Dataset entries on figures
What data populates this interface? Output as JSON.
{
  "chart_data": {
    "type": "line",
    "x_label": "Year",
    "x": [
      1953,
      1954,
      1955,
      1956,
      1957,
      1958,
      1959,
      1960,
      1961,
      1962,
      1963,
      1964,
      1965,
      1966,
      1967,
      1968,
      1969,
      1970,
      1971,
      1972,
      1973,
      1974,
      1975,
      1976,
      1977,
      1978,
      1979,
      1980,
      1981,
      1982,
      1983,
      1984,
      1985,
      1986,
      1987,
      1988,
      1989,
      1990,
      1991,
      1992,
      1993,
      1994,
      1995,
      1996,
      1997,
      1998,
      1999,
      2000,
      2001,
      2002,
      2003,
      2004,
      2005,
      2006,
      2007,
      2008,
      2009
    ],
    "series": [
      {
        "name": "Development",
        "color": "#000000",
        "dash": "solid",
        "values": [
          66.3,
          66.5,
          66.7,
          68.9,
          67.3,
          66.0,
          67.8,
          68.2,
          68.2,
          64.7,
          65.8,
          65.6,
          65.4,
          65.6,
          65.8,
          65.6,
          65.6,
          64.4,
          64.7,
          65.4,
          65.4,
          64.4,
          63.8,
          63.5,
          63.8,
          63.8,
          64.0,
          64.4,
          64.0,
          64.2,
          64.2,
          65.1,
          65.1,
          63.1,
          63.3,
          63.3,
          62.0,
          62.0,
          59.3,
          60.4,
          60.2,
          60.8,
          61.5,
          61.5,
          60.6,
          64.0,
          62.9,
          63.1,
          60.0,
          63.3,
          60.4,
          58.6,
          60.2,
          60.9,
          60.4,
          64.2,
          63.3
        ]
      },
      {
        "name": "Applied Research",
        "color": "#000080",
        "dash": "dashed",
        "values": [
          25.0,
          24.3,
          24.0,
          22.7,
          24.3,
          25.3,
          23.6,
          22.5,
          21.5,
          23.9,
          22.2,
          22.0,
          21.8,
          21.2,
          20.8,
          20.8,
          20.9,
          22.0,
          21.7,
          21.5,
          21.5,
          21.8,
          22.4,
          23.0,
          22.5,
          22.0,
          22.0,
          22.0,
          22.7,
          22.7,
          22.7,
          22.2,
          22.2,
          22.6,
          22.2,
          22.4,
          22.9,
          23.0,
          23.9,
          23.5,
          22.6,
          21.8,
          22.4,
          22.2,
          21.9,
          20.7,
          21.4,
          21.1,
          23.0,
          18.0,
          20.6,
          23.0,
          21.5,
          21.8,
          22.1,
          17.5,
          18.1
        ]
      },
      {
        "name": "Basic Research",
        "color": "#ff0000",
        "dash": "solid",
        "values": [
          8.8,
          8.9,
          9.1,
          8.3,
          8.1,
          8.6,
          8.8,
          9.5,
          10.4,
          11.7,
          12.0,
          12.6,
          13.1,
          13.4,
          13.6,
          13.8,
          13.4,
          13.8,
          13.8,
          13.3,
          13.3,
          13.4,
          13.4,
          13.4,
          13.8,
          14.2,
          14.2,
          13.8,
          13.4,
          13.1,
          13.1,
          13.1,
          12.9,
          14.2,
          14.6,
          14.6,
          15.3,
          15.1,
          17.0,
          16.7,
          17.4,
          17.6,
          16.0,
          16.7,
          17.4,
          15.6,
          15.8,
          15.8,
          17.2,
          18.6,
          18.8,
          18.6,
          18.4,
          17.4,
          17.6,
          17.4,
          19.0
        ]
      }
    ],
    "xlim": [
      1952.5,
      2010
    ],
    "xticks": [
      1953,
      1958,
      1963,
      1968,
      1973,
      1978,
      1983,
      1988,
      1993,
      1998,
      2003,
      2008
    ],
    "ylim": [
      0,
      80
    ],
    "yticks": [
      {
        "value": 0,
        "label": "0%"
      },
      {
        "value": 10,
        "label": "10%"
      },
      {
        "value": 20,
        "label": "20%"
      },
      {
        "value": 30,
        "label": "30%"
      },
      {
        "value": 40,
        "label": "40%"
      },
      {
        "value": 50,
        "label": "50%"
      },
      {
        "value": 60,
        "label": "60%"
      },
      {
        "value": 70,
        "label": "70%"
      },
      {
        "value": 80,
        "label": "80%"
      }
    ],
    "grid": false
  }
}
---
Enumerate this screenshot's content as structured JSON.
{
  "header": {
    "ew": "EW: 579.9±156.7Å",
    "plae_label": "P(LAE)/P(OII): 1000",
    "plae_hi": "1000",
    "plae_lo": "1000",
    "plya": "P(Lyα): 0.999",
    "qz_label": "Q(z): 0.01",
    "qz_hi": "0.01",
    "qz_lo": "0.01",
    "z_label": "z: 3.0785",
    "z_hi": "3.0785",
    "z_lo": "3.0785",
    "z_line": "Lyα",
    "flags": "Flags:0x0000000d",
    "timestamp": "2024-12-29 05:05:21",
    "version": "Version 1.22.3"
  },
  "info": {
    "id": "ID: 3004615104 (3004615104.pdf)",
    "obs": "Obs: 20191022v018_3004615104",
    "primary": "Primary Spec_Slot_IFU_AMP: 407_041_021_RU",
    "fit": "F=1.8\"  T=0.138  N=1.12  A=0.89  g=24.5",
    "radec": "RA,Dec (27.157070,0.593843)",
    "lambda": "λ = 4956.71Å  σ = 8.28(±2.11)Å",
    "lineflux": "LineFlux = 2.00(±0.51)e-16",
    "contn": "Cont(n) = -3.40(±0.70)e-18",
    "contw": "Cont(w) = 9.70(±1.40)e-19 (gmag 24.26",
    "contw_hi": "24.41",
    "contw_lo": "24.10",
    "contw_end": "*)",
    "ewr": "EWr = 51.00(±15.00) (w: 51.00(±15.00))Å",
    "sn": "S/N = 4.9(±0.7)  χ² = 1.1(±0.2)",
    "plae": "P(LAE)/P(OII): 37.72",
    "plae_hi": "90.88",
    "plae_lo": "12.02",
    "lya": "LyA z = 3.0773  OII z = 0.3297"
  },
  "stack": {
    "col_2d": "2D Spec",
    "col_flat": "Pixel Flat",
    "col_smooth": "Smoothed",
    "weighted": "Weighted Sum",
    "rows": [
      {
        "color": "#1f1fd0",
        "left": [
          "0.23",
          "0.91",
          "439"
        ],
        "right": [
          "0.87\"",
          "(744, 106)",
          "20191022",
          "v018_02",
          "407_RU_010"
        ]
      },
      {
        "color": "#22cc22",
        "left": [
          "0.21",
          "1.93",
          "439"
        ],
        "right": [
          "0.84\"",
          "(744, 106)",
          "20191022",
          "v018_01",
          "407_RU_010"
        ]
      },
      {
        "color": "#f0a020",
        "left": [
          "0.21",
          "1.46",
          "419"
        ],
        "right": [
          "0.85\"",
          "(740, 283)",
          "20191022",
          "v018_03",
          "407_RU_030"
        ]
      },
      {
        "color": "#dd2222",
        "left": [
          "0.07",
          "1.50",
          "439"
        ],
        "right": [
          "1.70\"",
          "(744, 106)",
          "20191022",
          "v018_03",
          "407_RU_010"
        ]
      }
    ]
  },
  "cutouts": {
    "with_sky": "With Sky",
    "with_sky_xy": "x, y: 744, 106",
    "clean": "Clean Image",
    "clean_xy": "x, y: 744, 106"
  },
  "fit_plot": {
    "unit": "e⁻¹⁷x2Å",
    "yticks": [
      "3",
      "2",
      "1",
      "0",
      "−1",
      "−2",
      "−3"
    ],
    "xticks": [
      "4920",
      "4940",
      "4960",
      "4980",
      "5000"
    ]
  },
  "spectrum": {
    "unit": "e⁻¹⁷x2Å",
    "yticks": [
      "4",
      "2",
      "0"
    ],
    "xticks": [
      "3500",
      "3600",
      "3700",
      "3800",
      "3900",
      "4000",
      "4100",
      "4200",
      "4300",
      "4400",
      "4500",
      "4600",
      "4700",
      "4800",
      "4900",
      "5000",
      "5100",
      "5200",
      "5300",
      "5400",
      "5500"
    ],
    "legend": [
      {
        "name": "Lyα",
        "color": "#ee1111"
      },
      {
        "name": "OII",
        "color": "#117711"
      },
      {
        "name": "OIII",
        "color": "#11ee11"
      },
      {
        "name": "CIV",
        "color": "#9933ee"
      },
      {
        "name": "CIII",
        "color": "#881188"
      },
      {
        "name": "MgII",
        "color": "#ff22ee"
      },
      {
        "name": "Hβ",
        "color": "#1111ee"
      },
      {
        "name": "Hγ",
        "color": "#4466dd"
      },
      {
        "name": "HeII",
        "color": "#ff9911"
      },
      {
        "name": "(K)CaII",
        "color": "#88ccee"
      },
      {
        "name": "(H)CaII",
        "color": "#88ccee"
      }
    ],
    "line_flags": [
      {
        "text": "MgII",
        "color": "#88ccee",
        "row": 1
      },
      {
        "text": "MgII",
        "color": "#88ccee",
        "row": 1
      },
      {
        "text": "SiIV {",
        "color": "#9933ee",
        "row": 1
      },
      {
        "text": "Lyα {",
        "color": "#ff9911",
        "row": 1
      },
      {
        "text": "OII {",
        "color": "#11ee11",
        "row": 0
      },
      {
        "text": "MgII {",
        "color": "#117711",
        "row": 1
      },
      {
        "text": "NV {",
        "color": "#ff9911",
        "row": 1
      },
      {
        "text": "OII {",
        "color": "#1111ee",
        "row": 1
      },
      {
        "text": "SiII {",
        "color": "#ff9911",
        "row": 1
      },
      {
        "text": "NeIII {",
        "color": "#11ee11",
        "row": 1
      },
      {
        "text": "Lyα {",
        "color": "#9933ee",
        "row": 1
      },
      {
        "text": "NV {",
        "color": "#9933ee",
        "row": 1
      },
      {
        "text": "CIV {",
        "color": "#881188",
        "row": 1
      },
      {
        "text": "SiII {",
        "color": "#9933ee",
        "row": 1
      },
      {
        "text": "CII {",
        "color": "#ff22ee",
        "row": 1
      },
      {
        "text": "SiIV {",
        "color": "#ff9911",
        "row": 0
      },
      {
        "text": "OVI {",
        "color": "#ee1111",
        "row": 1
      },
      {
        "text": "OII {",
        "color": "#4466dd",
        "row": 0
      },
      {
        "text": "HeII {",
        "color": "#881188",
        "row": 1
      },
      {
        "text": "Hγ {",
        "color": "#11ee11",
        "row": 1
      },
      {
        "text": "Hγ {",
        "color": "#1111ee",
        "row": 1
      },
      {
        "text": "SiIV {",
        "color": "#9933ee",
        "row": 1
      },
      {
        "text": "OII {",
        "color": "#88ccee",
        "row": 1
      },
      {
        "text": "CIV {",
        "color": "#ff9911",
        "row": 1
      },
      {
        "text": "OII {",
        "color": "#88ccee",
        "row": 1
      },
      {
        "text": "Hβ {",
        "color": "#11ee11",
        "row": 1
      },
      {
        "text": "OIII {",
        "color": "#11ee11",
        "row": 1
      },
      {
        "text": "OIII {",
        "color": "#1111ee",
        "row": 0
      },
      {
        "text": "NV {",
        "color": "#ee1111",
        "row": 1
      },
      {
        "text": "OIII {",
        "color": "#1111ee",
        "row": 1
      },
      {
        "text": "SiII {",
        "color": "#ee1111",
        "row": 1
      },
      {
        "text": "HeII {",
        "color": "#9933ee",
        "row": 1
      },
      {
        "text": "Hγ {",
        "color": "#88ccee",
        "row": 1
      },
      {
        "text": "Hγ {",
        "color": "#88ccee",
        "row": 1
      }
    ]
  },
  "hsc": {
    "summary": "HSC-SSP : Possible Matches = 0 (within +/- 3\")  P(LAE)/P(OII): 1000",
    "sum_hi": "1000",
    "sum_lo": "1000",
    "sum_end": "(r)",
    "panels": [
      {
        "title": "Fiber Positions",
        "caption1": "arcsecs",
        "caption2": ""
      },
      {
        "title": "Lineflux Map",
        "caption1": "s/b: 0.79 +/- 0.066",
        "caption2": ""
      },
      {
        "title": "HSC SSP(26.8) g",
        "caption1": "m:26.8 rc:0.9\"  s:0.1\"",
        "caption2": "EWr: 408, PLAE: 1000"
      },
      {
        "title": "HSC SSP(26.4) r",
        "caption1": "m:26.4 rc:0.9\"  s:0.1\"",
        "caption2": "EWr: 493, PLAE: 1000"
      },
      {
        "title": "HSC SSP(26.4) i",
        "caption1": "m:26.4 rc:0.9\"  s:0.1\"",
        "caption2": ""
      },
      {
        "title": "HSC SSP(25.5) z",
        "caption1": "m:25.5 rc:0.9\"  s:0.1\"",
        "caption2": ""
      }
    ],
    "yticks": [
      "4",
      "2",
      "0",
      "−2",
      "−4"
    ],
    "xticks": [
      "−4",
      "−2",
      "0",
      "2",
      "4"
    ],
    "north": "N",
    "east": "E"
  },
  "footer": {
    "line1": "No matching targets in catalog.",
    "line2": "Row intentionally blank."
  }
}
...
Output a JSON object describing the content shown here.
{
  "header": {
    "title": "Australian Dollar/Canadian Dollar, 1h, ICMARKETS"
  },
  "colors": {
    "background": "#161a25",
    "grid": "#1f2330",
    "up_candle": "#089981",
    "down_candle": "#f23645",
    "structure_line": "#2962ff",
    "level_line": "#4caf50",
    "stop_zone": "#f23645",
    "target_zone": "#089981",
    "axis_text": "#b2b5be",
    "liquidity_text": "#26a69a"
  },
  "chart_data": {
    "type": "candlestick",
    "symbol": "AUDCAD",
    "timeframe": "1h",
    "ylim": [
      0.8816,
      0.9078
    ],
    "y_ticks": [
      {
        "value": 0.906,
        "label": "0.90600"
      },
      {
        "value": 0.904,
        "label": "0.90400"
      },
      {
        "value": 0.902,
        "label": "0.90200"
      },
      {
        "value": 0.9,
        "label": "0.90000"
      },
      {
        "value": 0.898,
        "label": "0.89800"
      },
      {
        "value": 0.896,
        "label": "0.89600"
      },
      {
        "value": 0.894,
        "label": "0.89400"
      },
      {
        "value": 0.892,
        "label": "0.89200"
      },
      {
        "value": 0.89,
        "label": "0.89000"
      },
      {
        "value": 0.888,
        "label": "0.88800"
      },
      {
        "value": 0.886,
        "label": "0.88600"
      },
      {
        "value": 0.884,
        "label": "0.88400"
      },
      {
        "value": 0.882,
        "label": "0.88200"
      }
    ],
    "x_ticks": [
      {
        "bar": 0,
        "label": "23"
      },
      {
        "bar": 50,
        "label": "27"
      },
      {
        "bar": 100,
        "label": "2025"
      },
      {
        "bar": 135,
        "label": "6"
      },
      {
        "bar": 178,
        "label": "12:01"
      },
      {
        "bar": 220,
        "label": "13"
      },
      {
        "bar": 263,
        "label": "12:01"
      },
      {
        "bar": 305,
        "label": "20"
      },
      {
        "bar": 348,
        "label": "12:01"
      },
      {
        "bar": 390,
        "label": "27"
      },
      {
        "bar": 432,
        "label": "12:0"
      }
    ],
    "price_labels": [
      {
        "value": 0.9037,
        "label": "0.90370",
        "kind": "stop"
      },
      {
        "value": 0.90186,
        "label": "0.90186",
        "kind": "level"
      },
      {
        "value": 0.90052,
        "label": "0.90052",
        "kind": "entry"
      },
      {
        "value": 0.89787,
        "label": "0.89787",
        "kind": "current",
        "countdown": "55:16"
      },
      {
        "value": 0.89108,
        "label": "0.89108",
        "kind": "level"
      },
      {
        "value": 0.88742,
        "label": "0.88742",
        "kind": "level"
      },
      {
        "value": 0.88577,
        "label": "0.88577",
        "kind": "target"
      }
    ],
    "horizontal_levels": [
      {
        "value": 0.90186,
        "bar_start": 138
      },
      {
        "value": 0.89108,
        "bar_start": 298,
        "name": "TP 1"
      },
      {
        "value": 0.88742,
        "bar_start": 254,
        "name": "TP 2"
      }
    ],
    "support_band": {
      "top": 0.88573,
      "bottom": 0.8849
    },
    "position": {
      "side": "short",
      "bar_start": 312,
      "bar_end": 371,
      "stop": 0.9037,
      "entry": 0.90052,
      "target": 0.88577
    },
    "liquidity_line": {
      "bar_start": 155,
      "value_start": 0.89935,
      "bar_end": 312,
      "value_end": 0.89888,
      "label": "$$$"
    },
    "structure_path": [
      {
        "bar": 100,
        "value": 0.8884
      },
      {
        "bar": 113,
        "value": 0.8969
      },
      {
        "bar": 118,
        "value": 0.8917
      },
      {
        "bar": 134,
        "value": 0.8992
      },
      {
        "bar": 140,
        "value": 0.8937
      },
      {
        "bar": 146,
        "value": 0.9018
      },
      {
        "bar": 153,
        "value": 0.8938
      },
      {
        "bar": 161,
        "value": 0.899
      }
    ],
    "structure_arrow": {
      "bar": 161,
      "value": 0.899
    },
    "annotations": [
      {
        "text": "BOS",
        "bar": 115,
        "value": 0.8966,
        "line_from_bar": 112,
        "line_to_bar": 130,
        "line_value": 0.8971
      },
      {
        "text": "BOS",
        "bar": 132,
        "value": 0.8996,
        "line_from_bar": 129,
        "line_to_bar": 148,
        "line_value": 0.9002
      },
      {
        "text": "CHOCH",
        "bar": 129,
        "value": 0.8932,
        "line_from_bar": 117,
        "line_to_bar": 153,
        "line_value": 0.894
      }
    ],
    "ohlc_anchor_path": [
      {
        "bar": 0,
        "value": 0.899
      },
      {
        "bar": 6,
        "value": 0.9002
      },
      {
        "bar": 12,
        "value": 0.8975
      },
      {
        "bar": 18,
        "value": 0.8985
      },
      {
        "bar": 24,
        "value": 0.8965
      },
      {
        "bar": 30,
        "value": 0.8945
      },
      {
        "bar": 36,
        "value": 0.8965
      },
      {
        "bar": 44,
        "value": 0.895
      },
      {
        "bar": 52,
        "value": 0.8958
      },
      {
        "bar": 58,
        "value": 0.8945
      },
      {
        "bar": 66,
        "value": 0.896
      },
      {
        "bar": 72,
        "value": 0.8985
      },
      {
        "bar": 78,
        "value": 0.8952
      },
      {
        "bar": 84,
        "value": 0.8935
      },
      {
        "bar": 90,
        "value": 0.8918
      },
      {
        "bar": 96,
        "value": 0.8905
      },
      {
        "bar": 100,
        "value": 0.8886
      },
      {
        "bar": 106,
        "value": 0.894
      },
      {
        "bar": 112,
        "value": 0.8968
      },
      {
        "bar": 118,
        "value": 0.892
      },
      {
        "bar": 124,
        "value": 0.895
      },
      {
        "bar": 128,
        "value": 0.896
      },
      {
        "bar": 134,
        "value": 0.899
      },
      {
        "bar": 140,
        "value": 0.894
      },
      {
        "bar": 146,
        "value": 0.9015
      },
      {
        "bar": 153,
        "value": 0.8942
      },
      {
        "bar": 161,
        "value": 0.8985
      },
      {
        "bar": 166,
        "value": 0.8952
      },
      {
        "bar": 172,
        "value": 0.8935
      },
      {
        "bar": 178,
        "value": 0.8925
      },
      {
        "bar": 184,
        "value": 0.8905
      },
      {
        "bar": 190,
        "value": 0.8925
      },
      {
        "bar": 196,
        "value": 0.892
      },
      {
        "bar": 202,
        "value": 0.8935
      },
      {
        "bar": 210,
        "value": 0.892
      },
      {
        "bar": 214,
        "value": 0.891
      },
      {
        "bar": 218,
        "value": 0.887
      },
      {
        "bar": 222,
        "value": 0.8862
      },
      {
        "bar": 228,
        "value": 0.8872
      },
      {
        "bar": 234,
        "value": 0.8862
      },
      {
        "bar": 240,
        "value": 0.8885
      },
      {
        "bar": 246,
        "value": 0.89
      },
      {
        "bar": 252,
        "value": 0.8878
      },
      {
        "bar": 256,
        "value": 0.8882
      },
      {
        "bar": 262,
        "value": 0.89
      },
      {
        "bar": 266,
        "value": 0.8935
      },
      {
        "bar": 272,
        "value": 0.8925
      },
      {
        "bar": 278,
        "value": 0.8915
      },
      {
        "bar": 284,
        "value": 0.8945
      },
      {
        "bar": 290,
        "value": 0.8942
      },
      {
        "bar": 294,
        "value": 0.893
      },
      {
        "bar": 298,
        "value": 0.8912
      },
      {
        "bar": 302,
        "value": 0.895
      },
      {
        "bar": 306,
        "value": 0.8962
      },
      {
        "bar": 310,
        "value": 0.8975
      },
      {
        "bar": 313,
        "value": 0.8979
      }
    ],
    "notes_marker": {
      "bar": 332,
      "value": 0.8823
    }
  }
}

**Aim**
Count up the lines in the listing that hold the word "content", and give that number only.

**Correct output**
2